> **To be done**: Repeat every entry word for word, skipping the pictures.

> **Dataset entries**:

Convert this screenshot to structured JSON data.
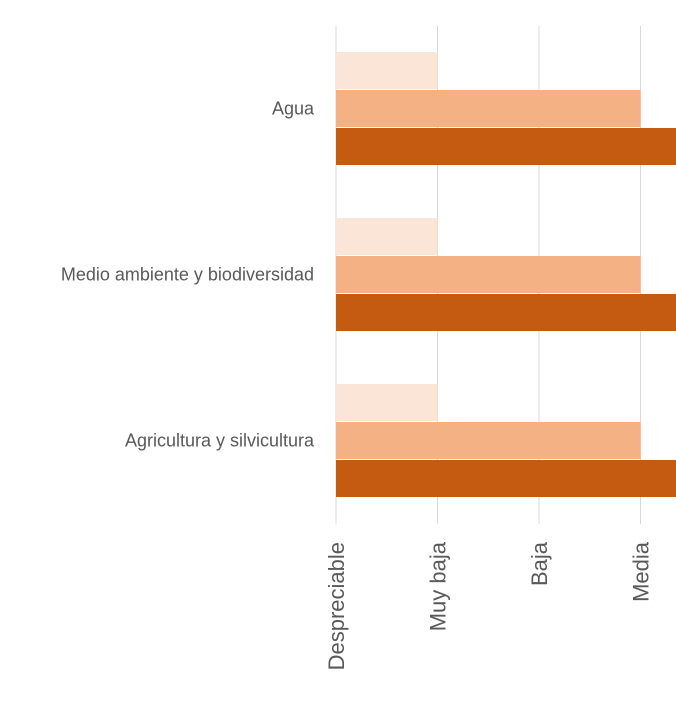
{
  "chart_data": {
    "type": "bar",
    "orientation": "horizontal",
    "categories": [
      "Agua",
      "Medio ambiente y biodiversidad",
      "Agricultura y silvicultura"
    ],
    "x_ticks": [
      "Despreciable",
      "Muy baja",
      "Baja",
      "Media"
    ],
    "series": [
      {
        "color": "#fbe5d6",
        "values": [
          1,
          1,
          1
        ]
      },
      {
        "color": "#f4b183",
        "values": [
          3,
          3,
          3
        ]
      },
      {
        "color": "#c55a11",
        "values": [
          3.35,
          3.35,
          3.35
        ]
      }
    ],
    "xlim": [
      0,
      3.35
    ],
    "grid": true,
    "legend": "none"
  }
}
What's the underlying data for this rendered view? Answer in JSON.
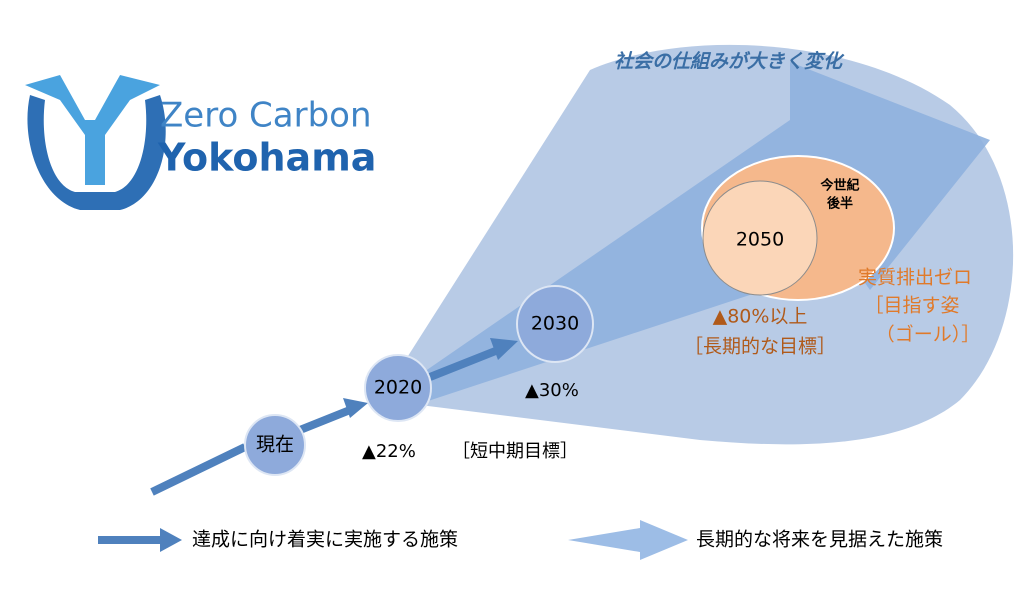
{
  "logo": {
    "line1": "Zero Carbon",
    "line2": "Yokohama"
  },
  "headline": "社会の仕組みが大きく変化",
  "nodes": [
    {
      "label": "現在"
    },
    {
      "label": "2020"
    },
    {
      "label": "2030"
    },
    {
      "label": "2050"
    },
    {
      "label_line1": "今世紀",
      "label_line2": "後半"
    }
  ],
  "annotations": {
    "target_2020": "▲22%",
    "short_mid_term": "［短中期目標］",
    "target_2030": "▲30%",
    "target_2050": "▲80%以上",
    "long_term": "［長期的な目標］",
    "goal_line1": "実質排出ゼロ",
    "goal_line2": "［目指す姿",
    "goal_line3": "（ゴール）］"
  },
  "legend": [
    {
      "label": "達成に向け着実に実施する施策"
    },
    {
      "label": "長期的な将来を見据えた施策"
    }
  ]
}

> **Solution to the problem**:
Convert this screenshot to structured JSON data.
{
  "chart_data": {
    "type": "bar",
    "orientation": "horizontal",
    "categories": [
      "Agua",
      "Medio ambiente y biodiversidad",
      "Agricultura y silvicultura"
    ],
    "x_ticks": [
      "Despreciable",
      "Muy baja",
      "Baja",
      "Media"
    ],
    "series": [
      {
        "color": "#fbe5d6",
        "values": [
          1,
          1,
          1
        ]
      },
      {
        "color": "#f4b183",
        "values": [
          3,
          3,
          3
        ]
      },
      {
        "color": "#c55a11",
        "values": [
          3.35,
          3.35,
          3.35
        ]
      }
    ],
    "xlim": [
      0,
      3.35
    ],
    "grid": true,
    "legend": "none"
  }
}
What's the underlying data for this rendered view? Answer in JSON.
{
  "logo": {
    "line1": "Zero Carbon",
    "line2": "Yokohama"
  },
  "headline": "社会の仕組みが大きく変化",
  "nodes": [
    {
      "label": "現在"
    },
    {
      "label": "2020"
    },
    {
      "label": "2030"
    },
    {
      "label": "2050"
    },
    {
      "label_line1": "今世紀",
      "label_line2": "後半"
    }
  ],
  "annotations": {
    "target_2020": "▲22%",
    "short_mid_term": "［短中期目標］",
    "target_2030": "▲30%",
    "target_2050": "▲80%以上",
    "long_term": "［長期的な目標］",
    "goal_line1": "実質排出ゼロ",
    "goal_line2": "［目指す姿",
    "goal_line3": "（ゴール）］"
  },
  "legend": [
    {
      "label": "達成に向け着実に実施する施策"
    },
    {
      "label": "長期的な将来を見据えた施策"
    }
  ]
}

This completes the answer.